→ **Given instruction**: Please write out the material below exactly as given.

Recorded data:
++++++++++
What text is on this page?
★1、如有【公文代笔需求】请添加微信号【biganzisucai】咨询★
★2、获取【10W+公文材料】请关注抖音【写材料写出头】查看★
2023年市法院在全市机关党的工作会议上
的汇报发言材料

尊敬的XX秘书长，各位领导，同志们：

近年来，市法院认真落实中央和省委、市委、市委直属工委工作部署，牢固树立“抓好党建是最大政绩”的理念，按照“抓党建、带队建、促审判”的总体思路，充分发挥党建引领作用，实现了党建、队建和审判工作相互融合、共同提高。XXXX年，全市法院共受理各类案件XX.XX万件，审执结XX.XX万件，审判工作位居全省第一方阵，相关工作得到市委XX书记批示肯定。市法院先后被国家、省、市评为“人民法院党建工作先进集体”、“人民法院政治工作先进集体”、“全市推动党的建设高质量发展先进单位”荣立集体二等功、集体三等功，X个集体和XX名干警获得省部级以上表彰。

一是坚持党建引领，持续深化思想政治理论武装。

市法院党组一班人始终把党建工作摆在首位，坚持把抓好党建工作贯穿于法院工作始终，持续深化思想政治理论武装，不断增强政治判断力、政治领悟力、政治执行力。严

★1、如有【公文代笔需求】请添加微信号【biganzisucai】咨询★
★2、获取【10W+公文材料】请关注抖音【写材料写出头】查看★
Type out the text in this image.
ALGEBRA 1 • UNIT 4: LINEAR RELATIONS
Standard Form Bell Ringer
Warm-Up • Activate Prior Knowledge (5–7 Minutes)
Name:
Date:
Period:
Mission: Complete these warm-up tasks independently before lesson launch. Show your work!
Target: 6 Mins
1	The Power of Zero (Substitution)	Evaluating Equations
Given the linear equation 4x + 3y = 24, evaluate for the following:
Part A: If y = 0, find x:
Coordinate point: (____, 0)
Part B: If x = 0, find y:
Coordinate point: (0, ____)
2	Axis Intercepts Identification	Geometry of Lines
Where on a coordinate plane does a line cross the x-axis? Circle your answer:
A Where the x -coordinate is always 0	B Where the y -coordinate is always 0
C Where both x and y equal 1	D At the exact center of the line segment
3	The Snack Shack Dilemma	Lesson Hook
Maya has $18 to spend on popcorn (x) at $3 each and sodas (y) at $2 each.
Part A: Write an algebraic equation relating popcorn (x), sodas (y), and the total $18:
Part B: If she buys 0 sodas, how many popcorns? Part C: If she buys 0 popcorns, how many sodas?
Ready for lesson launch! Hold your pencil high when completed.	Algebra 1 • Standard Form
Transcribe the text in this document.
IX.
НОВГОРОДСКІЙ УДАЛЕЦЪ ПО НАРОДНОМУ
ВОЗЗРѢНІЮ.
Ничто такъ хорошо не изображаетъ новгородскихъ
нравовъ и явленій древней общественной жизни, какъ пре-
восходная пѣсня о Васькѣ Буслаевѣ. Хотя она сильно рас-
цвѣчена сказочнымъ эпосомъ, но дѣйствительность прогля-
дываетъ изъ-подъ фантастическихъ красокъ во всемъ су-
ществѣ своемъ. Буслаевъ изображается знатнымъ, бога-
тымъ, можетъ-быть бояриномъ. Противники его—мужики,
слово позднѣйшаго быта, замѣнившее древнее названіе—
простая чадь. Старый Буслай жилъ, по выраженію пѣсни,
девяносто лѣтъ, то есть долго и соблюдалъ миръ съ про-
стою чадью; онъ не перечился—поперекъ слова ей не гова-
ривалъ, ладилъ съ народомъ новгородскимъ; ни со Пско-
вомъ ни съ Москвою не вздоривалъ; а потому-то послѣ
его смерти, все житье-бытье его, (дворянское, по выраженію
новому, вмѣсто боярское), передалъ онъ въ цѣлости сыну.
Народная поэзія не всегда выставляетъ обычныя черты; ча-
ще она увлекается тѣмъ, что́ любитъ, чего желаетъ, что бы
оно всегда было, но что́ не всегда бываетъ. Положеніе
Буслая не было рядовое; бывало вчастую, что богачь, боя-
++++++++++
→ **Task response**:
What text is on this page?
★1、如有【公文代笔需求】请添加微信号【biganzisucai】咨询★
★2、获取【10W+公文材料】请关注抖音【写材料写出头】查看★
2023年市法院在全市机关党的工作会议上
的汇报发言材料

尊敬的XX秘书长，各位领导，同志们：

近年来，市法院认真落实中央和省委、市委、市委直属工委工作部署，牢固树立“抓好党建是最大政绩”的理念，按照“抓党建、带队建、促审判”的总体思路，充分发挥党建引领作用，实现了党建、队建和审判工作相互融合、共同提高。XXXX年，全市法院共受理各类案件XX.XX万件，审执结XX.XX万件，审判工作位居全省第一方阵，相关工作得到市委XX书记批示肯定。市法院先后被国家、省、市评为“人民法院党建工作先进集体”、“人民法院政治工作先进集体”、“全市推动党的建设高质量发展先进单位”荣立集体二等功、集体三等功，X个集体和XX名干警获得省部级以上表彰。

一是坚持党建引领，持续深化思想政治理论武装。

市法院党组一班人始终把党建工作摆在首位，坚持把抓好党建工作贯穿于法院工作始终，持续深化思想政治理论武装，不断增强政治判断力、政治领悟力、政治执行力。严

★1、如有【公文代笔需求】请添加微信号【biganzisucai】咨询★
★2、获取【10W+公文材料】请关注抖音【写材料写出头】查看★
Type out the text in this image.
ALGEBRA 1 • UNIT 4: LINEAR RELATIONS
Standard Form Bell Ringer
Warm-Up • Activate Prior Knowledge (5–7 Minutes)
Name:
Date:
Period:
Mission: Complete these warm-up tasks independently before lesson launch. Show your work!
Target: 6 Mins
1	The Power of Zero (Substitution)	Evaluating Equations
Given the linear equation 4x + 3y = 24, evaluate for the following:
Part A: If y = 0, find x:
Coordinate point: (____, 0)
Part B: If x = 0, find y:
Coordinate point: (0, ____)
2	Axis Intercepts Identification	Geometry of Lines
Where on a coordinate plane does a line cross the x-axis? Circle your answer:
A Where the x -coordinate is always 0	B Where the y -coordinate is always 0
C Where both x and y equal 1	D At the exact center of the line segment
3	The Snack Shack Dilemma	Lesson Hook
Maya has $18 to spend on popcorn (x) at $3 each and sodas (y) at $2 each.
Part A: Write an algebraic equation relating popcorn (x), sodas (y), and the total $18:
Part B: If she buys 0 sodas, how many popcorns? Part C: If she buys 0 popcorns, how many sodas?
Ready for lesson launch! Hold your pencil high when completed.	Algebra 1 • Standard Form
Transcribe the text in this document.
IX.
НОВГОРОДСКІЙ УДАЛЕЦЪ ПО НАРОДНОМУ
ВОЗЗРѢНІЮ.
Ничто такъ хорошо не изображаетъ новгородскихъ
нравовъ и явленій древней общественной жизни, какъ пре-
восходная пѣсня о Васькѣ Буслаевѣ. Хотя она сильно рас-
цвѣчена сказочнымъ эпосомъ, но дѣйствительность прогля-
дываетъ изъ-подъ фантастическихъ красокъ во всемъ су-
ществѣ своемъ. Буслаевъ изображается знатнымъ, бога-
тымъ, можетъ-быть бояриномъ. Противники его—мужики,
слово позднѣйшаго быта, замѣнившее древнее названіе—
простая чадь. Старый Буслай жилъ, по выраженію пѣсни,
девяносто лѣтъ, то есть долго и соблюдалъ миръ съ про-
стою чадью; онъ не перечился—поперекъ слова ей не гова-
ривалъ, ладилъ съ народомъ новгородскимъ; ни со Пско-
вомъ ни съ Москвою не вздоривалъ; а потому-то послѣ
его смерти, все житье-бытье его, (дворянское, по выраженію
новому, вмѣсто боярское), передалъ онъ въ цѣлости сыну.
Народная поэзія не всегда выставляетъ обычныя черты; ча-
ще она увлекается тѣмъ, что́ любитъ, чего желаетъ, что бы
оно всегда было, но что́ не всегда бываетъ. Положеніе
Буслая не было рядовое; бывало вчастую, что богачь, боя-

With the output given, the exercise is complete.